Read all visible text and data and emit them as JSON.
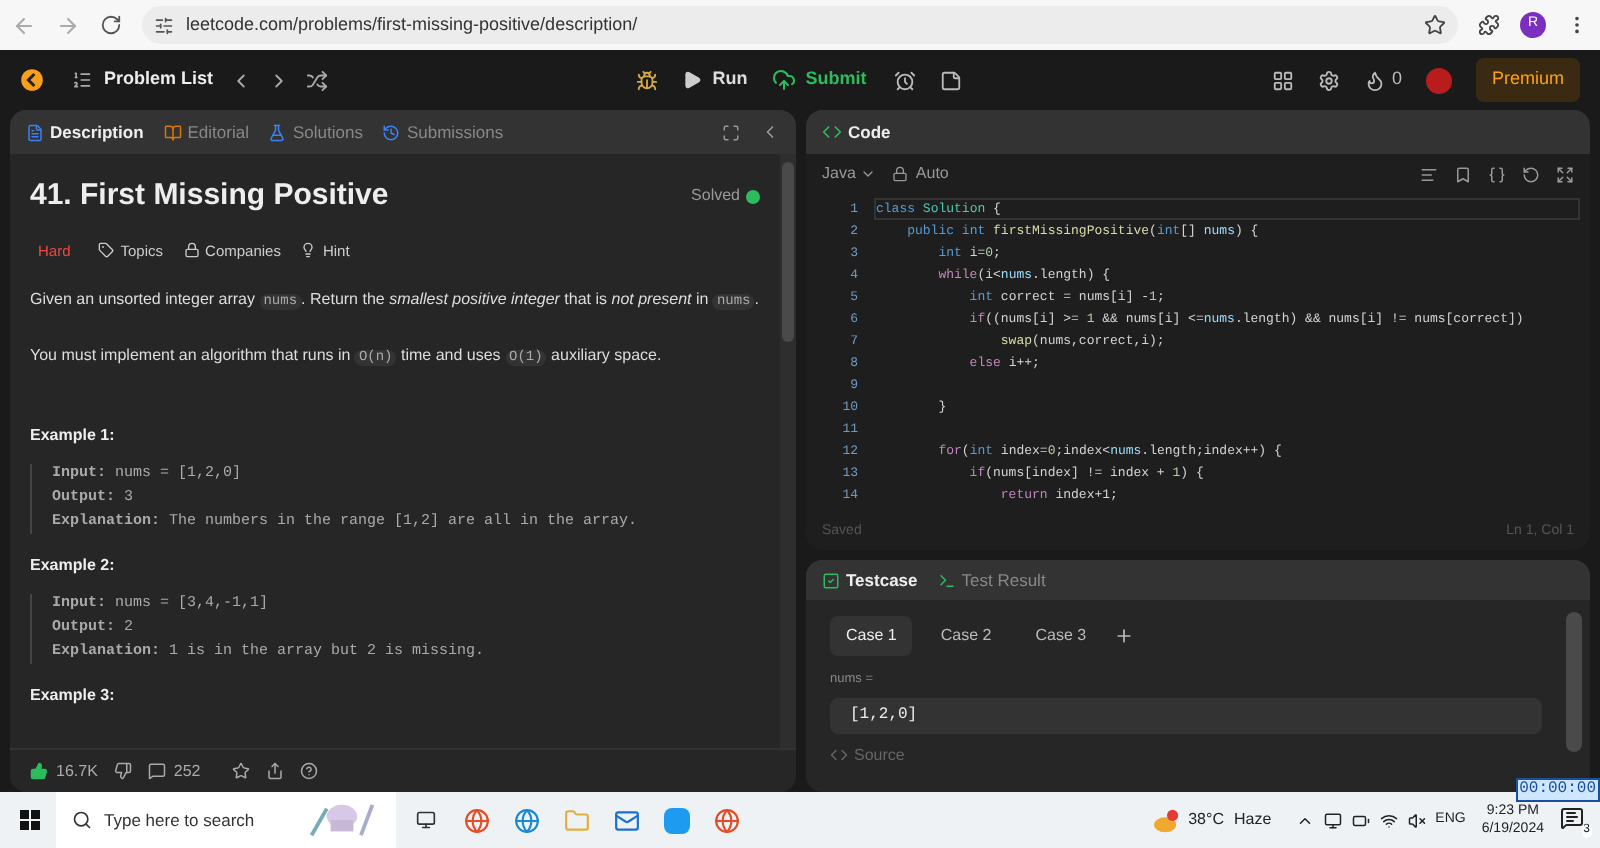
{
  "browser": {
    "url": "leetcode.com/problems/first-missing-positive/description/",
    "profile_initial": "R"
  },
  "navbar": {
    "problem_list": "Problem List",
    "run": "Run",
    "submit": "Submit",
    "streak": "0",
    "premium": "Premium"
  },
  "description_panel": {
    "tabs": [
      {
        "label": "Description",
        "selected": true
      },
      {
        "label": "Editorial",
        "selected": false
      },
      {
        "label": "Solutions",
        "selected": false
      },
      {
        "label": "Submissions",
        "selected": false
      }
    ],
    "title": "41. First Missing Positive",
    "status": "Solved",
    "difficulty": "Hard",
    "tags": [
      "Topics",
      "Companies",
      "Hint"
    ],
    "paragraphs": [
      [
        {
          "kind": "text",
          "t": "Given an unsorted integer array "
        },
        {
          "kind": "code",
          "t": "nums"
        },
        {
          "kind": "text",
          "t": ". Return the *smallest positive integer* that is *not present* in "
        },
        {
          "kind": "code",
          "t": "nums"
        },
        {
          "kind": "text",
          "t": "."
        }
      ],
      [
        {
          "kind": "text",
          "t": "You must implement an algorithm that runs in "
        },
        {
          "kind": "code",
          "t": "O(n)"
        },
        {
          "kind": "text",
          "t": " time and uses "
        },
        {
          "kind": "code",
          "t": "O(1)"
        },
        {
          "kind": "text",
          "t": " auxiliary space."
        }
      ]
    ],
    "examples": [
      {
        "heading": "Example 1:",
        "lines": [
          "**Input:** nums = [1,2,0]",
          "**Output:** 3",
          "**Explanation:** The numbers in the range [1,2] are all in the array."
        ]
      },
      {
        "heading": "Example 2:",
        "lines": [
          "**Input:** nums = [3,4,-1,1]",
          "**Output:** 2",
          "**Explanation:** 1 is in the array but 2 is missing."
        ]
      },
      {
        "heading": "Example 3:"
      }
    ],
    "footer": {
      "likes": "16.7K",
      "comments": "252"
    }
  },
  "code_panel": {
    "title": "Code",
    "language": "Java",
    "mode": "Auto",
    "status": "Saved",
    "cursor": "Ln 1, Col 1",
    "lines": [
      {
        "n": "1",
        "tokens": [
          {
            "kind": "kw",
            "text": "class"
          },
          {
            "kind": "type",
            "text": " Solution"
          },
          {
            "kind": "p",
            "text": " {"
          }
        ]
      },
      {
        "n": "2",
        "tokens": [
          {
            "kind": "kw",
            "text": "    public"
          },
          {
            "kind": "kw",
            "text": " int"
          },
          {
            "kind": "fn",
            "text": " firstMissingPositive"
          },
          {
            "kind": "p",
            "text": "("
          },
          {
            "kind": "kw",
            "text": "int"
          },
          {
            "kind": "p",
            "text": "[]"
          },
          {
            "kind": "var",
            "text": " nums"
          },
          {
            "kind": "p",
            "text": ") {"
          }
        ]
      },
      {
        "n": "3",
        "tokens": [
          {
            "kind": "kw",
            "text": "        int"
          },
          {
            "kind": "p",
            "text": " i="
          },
          {
            "kind": "num",
            "text": "0"
          },
          {
            "kind": "p",
            "text": ";"
          }
        ]
      },
      {
        "n": "4",
        "tokens": [
          {
            "kind": "ctl",
            "text": "        while"
          },
          {
            "kind": "p",
            "text": "(i<"
          },
          {
            "kind": "var",
            "text": "nums"
          },
          {
            "kind": "p",
            "text": ".length) {"
          }
        ]
      },
      {
        "n": "5",
        "tokens": [
          {
            "kind": "kw",
            "text": "            int"
          },
          {
            "kind": "p",
            "text": " correct = nums[i] -"
          },
          {
            "kind": "num",
            "text": "1"
          },
          {
            "kind": "p",
            "text": ";"
          }
        ]
      },
      {
        "n": "6",
        "tokens": [
          {
            "kind": "ctl",
            "text": "            if"
          },
          {
            "kind": "p",
            "text": "((nums[i] >= "
          },
          {
            "kind": "num",
            "text": "1"
          },
          {
            "kind": "p",
            "text": " && nums[i] <="
          },
          {
            "kind": "var",
            "text": "nums"
          },
          {
            "kind": "p",
            "text": ".length) && nums[i] != nums[correct])"
          }
        ]
      },
      {
        "n": "7",
        "tokens": [
          {
            "kind": "fn",
            "text": "                swap"
          },
          {
            "kind": "p",
            "text": "(nums,correct,i);"
          }
        ]
      },
      {
        "n": "8",
        "tokens": [
          {
            "kind": "ctl",
            "text": "            else"
          },
          {
            "kind": "p",
            "text": " i++;"
          }
        ]
      },
      {
        "n": "9"
      },
      {
        "n": "10",
        "tokens": [
          {
            "kind": "p",
            "text": "        }"
          }
        ]
      },
      {
        "n": "11"
      },
      {
        "n": "12",
        "tokens": [
          {
            "kind": "ctl",
            "text": "        for"
          },
          {
            "kind": "p",
            "text": "("
          },
          {
            "kind": "kw",
            "text": "int"
          },
          {
            "kind": "p",
            "text": " index="
          },
          {
            "kind": "num",
            "text": "0"
          },
          {
            "kind": "p",
            "text": ";index<"
          },
          {
            "kind": "var",
            "text": "nums"
          },
          {
            "kind": "p",
            "text": ".length;index++) {"
          }
        ]
      },
      {
        "n": "13",
        "tokens": [
          {
            "kind": "ctl",
            "text": "            if"
          },
          {
            "kind": "p",
            "text": "(nums[index] != index + "
          },
          {
            "kind": "num",
            "text": "1"
          },
          {
            "kind": "p",
            "text": ") {"
          }
        ]
      },
      {
        "n": "14",
        "tokens": [
          {
            "kind": "ctl",
            "text": "                return"
          },
          {
            "kind": "p",
            "text": " index+1;"
          }
        ]
      }
    ]
  },
  "testcase_panel": {
    "tabs": [
      {
        "label": "Testcase",
        "selected": true
      },
      {
        "label": "Test Result",
        "selected": false
      }
    ],
    "cases": [
      {
        "label": "Case 1",
        "selected": true
      },
      {
        "label": "Case 2",
        "selected": false
      },
      {
        "label": "Case 3",
        "selected": false
      }
    ],
    "param": "nums =",
    "value": "[1,2,0]",
    "source": "Source"
  },
  "timer": "00:00:00",
  "taskbar": {
    "search_placeholder": "Type here to search",
    "temperature": "38°C",
    "weather": "Haze",
    "language": "ENG",
    "time": "9:23 PM",
    "date": "6/19/2024",
    "notifications": "3"
  }
}
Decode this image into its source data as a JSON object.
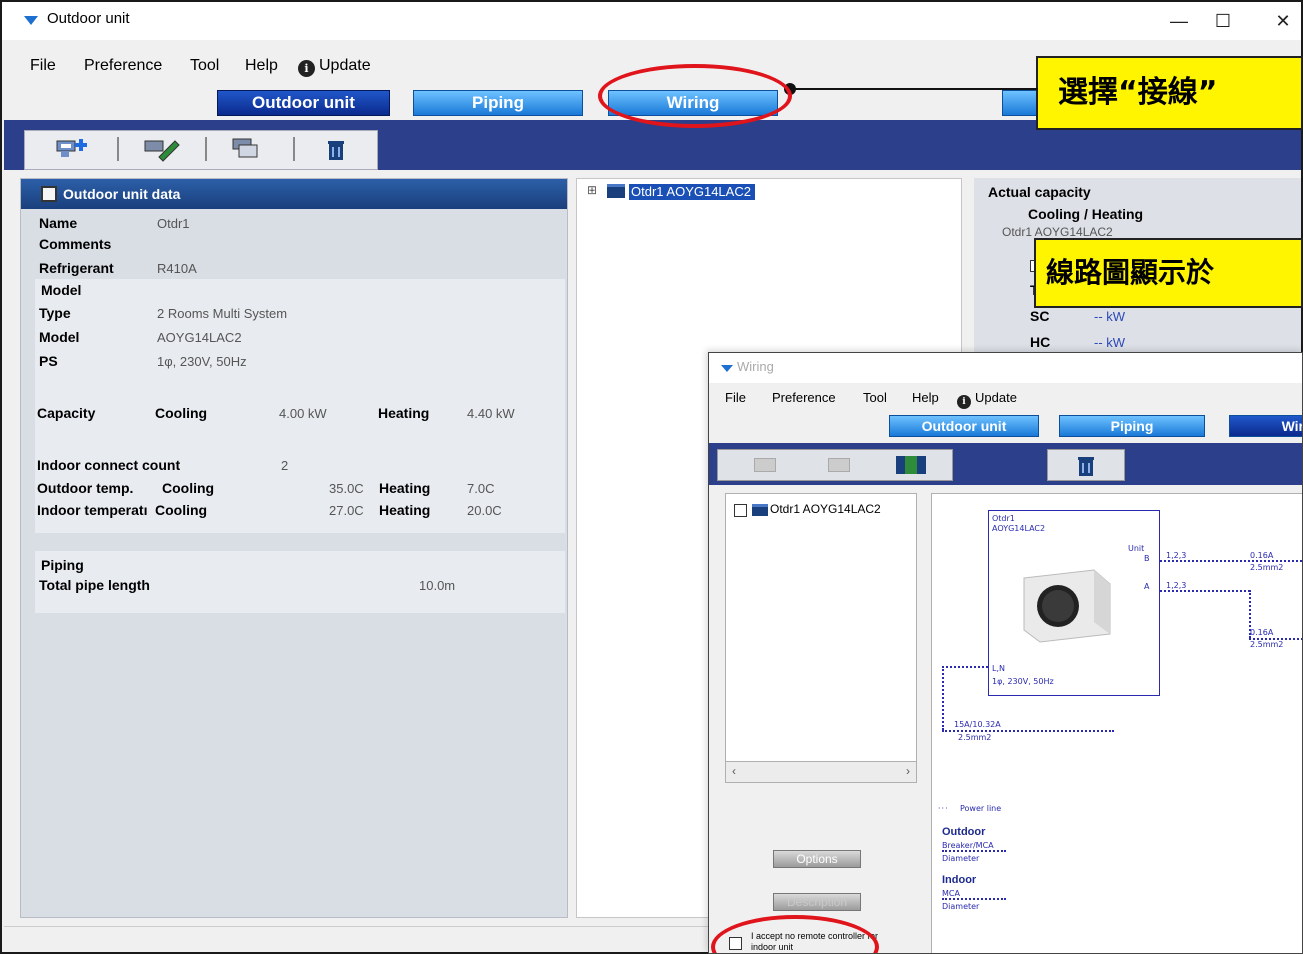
{
  "window": {
    "title": "Outdoor unit",
    "minimize": "—",
    "maximize": "☐",
    "close": "✕"
  },
  "menu": {
    "file": "File",
    "preference": "Preference",
    "tool": "Tool",
    "help": "Help",
    "update": "Update"
  },
  "tabs": {
    "outdoor": "Outdoor unit",
    "piping": "Piping",
    "wiring": "Wiring"
  },
  "callouts": {
    "select_wiring": "選擇“接線”",
    "diagram_shown": "線路圖顯示於"
  },
  "outdoor_data": {
    "header": "Outdoor unit data",
    "name_label": "Name",
    "name_value": "Otdr1",
    "comments_label": "Comments",
    "refrigerant_label": "Refrigerant",
    "refrigerant_value": "R410A",
    "model_section": "Model",
    "type_label": "Type",
    "type_value": "2 Rooms Multi System",
    "model_label": "Model",
    "model_value": "AOYG14LAC2",
    "ps_label": "PS",
    "ps_value": "1φ, 230V, 50Hz",
    "capacity_label": "Capacity",
    "cooling_label": "Cooling",
    "cooling_value": "4.00 kW",
    "heating_label": "Heating",
    "heating_value": "4.40 kW",
    "indoor_count_label": "Indoor connect count",
    "indoor_count_value": "2",
    "outdoor_temp_label": "Outdoor temp.",
    "outdoor_temp_cooling_label": "Cooling",
    "outdoor_temp_cooling": "35.0C",
    "outdoor_temp_heating_label": "Heating",
    "outdoor_temp_heating": "7.0C",
    "indoor_temp_label": "Indoor temperatı",
    "indoor_temp_cooling_label": "Cooling",
    "indoor_temp_cooling": "27.0C",
    "indoor_temp_heating_label": "Heating",
    "indoor_temp_heating": "20.0C",
    "piping_section": "Piping",
    "pipe_length_label": "Total pipe length",
    "pipe_length_value": "10.0m"
  },
  "tree": {
    "item": "Otdr1  AOYG14LAC2",
    "expander": "⊞"
  },
  "capacity": {
    "header": "Actual capacity",
    "subheader": "Cooling / Heating",
    "unit": "Otdr1  AOYG14LAC2",
    "t_label": "T",
    "sc_label": "SC",
    "sc_value": "--  kW",
    "hc_label": "HC",
    "hc_value": "--  kW"
  },
  "wiring": {
    "title": "Wiring",
    "menu": {
      "file": "File",
      "preference": "Preference",
      "tool": "Tool",
      "help": "Help",
      "update": "Update"
    },
    "tabs": {
      "outdoor": "Outdoor unit",
      "piping": "Piping",
      "wiring": "Wir"
    },
    "list_item": "Otdr1 AOYG14LAC2",
    "options_button": "Options",
    "second_button": "Description",
    "accept_text": "I accept no remote controller for indoor unit",
    "diagram": {
      "unit_name": "Otdr1",
      "unit_model": "AOYG14LAC2",
      "unit_label": "Unit",
      "port_b": "B",
      "port_a": "A",
      "line1_label": "1,2,3",
      "line1_amp": "0.16A",
      "line1_dia": "2.5mm2",
      "line2_label": "1,2,3",
      "line2_amp": "0.16A",
      "line2_dia": "2.5mm2",
      "power_terminal": "L,N",
      "power_spec": "1φ, 230V, 50Hz",
      "breaker": "15A/10.32A",
      "breaker_dia": "2.5mm2"
    },
    "legend": {
      "power_line": "Power line",
      "outdoor_title": "Outdoor",
      "outdoor_l1": "Breaker/MCA",
      "outdoor_l2": "Diameter",
      "indoor_title": "Indoor",
      "indoor_l1": "MCA",
      "indoor_l2": "Diameter"
    }
  },
  "colors": {
    "accent": "#1a79d8",
    "active_tab": "#0b2a8d",
    "band": "#2b3f8a",
    "callout": "#fff500",
    "ring": "#e0141b"
  }
}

________________

### AIM OF THE EXERCISE
Scan the listing above. Collect all lines with the word "preference".

### TASK SOLUTION
    "preference": "Preference",
      "preference": "Preference",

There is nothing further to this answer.